** GIVEN EXERCISE **
Tally how many lines of these entries hold the string "BD平分". Return the number alone.

(Collected data entries)
[START]
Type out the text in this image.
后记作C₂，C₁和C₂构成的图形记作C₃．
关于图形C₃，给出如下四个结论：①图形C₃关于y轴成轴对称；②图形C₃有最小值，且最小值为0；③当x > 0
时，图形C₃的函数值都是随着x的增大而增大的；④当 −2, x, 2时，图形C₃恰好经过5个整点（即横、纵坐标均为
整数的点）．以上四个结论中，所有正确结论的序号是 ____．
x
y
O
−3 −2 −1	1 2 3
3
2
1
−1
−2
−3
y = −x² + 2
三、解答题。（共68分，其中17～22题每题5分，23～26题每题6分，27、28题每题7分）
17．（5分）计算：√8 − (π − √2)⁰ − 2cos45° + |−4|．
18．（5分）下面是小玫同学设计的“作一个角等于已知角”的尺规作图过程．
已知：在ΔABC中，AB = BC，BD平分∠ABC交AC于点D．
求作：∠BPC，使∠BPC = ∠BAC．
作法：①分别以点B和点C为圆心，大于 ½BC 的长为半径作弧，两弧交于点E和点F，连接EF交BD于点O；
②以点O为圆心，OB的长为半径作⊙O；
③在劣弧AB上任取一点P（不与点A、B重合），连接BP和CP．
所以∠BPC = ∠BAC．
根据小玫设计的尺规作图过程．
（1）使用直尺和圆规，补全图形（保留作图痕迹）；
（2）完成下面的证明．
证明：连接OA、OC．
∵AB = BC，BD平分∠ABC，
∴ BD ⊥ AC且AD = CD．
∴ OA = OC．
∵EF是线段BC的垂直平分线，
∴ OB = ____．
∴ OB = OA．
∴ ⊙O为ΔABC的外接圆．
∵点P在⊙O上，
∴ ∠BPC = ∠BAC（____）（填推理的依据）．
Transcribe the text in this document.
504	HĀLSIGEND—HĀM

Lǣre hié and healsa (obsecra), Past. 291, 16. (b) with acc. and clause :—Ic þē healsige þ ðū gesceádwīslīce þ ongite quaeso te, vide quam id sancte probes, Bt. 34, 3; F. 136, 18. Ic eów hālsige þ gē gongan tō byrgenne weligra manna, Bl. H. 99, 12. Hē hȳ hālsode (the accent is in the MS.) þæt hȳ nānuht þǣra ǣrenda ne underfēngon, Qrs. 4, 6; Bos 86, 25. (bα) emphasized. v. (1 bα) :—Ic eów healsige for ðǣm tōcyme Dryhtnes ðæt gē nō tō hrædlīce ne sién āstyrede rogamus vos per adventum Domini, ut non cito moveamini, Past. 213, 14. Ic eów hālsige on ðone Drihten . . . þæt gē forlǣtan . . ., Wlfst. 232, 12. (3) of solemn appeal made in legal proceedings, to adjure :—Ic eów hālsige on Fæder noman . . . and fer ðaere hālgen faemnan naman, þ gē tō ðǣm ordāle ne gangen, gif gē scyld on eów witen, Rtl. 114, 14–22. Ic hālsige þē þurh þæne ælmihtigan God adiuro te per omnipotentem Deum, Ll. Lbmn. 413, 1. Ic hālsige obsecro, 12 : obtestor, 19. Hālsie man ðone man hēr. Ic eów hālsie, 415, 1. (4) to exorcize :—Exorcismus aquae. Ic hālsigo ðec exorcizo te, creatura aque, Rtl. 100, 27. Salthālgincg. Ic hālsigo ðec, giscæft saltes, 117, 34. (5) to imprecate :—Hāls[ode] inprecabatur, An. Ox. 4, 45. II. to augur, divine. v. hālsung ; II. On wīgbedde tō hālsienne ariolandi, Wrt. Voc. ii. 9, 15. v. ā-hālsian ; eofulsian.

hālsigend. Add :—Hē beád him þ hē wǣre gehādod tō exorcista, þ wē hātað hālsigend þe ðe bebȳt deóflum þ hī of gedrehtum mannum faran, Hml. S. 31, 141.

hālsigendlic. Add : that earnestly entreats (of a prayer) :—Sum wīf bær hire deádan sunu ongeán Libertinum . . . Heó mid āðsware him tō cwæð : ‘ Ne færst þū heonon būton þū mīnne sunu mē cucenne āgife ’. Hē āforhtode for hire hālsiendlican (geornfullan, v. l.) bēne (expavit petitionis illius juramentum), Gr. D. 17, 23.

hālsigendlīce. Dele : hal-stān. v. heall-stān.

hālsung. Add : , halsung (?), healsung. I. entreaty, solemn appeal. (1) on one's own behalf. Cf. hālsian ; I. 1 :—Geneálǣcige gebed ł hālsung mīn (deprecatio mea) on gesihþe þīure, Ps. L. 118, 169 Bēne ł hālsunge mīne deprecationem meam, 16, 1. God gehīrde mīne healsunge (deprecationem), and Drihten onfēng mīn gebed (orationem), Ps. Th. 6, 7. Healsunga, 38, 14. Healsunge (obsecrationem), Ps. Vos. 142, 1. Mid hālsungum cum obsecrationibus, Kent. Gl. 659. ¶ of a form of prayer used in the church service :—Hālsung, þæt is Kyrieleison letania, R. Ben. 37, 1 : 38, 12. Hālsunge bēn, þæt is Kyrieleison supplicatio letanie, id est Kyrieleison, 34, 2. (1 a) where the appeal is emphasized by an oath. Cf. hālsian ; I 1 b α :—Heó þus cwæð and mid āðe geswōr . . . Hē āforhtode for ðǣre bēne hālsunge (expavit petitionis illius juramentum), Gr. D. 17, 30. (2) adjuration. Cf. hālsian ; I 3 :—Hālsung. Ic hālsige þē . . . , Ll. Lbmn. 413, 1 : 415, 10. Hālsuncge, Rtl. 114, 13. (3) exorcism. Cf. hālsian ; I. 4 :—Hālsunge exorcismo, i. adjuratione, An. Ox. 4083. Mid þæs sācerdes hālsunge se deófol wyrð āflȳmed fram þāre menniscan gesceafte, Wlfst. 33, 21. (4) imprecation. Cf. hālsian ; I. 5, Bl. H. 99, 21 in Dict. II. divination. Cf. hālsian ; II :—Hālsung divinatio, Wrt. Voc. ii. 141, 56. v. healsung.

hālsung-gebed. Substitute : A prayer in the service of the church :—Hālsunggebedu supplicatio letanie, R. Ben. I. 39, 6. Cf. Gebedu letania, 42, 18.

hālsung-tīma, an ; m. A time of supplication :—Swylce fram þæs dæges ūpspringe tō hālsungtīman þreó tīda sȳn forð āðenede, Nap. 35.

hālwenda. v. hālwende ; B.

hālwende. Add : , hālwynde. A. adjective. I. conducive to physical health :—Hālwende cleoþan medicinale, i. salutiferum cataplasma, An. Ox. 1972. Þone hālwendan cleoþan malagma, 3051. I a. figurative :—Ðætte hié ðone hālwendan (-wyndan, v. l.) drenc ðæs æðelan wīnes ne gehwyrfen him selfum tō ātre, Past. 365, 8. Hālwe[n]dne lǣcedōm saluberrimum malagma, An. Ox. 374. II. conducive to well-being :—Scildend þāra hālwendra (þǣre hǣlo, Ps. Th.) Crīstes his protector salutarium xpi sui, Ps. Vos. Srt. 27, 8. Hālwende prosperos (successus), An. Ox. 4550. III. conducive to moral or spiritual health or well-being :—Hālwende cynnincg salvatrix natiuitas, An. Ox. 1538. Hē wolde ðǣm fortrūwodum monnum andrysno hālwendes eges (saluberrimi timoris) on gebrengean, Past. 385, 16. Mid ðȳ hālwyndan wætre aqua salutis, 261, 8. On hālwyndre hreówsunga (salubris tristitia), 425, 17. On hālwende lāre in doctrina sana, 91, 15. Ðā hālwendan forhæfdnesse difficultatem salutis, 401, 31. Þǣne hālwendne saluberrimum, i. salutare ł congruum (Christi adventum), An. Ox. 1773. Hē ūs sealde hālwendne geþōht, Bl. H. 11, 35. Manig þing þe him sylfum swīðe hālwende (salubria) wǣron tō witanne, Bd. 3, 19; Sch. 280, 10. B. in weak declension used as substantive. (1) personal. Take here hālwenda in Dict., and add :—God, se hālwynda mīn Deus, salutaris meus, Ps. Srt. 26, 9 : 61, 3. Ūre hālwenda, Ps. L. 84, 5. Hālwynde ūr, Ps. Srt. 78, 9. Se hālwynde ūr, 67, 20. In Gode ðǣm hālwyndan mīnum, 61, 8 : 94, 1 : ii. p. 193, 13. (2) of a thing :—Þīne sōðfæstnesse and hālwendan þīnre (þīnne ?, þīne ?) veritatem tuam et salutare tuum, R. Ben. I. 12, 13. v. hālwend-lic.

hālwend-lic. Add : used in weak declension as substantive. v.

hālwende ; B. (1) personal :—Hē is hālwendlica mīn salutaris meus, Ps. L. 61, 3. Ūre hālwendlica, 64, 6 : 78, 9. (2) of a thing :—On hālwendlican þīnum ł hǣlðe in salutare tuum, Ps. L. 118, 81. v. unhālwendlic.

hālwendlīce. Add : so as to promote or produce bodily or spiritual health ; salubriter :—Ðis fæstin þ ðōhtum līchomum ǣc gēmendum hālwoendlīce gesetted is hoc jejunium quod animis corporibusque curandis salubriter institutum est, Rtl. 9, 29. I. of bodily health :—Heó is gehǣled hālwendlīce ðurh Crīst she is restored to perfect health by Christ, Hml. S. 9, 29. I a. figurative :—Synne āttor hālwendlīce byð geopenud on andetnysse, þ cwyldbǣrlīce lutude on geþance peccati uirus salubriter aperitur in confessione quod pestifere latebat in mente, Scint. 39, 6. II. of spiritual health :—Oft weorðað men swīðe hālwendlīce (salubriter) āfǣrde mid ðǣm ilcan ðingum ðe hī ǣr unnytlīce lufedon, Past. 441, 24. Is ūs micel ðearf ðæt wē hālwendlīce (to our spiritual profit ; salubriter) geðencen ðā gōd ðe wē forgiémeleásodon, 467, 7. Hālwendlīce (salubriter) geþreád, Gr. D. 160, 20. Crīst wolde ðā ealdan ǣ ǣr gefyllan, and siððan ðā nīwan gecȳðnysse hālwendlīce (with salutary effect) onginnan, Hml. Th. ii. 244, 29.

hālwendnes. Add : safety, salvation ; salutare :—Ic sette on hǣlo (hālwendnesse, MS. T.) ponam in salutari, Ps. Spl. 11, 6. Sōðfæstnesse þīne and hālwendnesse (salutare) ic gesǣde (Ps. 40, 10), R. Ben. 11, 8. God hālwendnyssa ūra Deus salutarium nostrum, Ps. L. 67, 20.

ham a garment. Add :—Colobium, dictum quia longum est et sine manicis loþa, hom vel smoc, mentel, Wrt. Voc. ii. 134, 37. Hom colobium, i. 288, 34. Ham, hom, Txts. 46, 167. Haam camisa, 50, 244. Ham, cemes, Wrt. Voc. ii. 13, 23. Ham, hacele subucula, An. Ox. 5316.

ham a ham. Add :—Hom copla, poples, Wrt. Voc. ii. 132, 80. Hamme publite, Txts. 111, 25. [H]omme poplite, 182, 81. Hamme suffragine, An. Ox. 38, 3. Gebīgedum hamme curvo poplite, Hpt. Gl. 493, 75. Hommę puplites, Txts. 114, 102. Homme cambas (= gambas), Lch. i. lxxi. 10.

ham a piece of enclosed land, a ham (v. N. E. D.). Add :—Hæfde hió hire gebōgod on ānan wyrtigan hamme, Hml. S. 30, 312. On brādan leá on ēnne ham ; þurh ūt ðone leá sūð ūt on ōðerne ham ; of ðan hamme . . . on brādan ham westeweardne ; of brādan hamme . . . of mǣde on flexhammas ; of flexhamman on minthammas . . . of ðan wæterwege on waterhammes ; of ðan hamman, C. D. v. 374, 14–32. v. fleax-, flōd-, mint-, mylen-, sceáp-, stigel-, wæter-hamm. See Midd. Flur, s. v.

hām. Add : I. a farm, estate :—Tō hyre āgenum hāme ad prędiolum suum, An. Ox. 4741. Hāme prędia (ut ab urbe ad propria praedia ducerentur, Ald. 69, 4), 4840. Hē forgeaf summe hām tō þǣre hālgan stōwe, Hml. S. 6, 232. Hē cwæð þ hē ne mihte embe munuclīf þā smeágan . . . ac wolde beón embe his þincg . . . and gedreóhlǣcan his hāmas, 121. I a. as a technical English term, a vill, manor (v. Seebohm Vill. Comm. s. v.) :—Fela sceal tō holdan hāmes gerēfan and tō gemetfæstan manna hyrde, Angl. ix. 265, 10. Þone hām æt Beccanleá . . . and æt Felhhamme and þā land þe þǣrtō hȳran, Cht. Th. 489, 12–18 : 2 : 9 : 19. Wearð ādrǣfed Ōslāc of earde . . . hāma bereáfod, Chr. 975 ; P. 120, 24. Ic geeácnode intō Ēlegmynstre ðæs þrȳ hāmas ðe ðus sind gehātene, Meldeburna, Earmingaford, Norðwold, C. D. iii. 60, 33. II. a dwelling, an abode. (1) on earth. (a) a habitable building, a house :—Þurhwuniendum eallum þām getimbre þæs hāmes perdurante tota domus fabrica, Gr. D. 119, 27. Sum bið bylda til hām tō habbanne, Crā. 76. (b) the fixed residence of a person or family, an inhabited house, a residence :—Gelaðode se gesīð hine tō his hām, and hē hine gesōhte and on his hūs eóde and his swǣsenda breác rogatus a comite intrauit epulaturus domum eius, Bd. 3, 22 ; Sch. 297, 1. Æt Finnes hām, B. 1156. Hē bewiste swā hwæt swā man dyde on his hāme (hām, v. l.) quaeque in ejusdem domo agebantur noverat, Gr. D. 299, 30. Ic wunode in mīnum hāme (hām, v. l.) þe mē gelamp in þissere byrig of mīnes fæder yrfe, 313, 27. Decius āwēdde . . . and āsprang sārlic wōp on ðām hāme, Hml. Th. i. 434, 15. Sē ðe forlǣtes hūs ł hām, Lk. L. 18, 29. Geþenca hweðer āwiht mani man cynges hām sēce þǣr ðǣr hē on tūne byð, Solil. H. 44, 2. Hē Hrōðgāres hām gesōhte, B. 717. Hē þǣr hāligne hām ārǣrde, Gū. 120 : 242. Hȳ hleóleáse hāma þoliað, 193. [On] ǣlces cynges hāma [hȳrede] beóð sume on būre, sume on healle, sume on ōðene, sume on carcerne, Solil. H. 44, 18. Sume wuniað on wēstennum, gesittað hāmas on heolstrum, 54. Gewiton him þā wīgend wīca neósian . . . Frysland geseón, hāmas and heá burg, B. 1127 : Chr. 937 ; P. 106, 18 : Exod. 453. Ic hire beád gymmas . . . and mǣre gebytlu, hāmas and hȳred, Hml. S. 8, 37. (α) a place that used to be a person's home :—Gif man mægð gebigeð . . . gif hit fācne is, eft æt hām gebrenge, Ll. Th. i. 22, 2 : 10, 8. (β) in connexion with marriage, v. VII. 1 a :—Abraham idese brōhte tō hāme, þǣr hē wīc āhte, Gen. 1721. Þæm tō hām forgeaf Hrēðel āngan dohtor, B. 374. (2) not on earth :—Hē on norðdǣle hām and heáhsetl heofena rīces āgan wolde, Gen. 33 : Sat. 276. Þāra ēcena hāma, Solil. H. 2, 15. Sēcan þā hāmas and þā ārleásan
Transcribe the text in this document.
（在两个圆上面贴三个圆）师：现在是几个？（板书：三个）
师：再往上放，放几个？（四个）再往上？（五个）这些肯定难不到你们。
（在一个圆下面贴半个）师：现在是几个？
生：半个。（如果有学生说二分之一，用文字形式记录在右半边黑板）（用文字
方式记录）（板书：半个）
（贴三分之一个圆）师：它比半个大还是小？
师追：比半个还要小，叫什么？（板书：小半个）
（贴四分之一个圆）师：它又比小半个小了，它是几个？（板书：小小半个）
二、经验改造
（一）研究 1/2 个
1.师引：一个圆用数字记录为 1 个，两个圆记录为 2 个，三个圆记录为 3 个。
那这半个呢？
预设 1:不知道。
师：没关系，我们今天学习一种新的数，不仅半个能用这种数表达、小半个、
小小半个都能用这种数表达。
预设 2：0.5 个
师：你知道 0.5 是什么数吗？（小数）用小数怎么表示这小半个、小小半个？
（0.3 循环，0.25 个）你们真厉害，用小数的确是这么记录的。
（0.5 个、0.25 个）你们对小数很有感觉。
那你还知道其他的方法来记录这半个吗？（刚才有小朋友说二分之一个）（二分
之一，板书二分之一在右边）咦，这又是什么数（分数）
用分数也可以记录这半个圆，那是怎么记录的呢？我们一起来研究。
[END]
** COMPLETED TASK **
2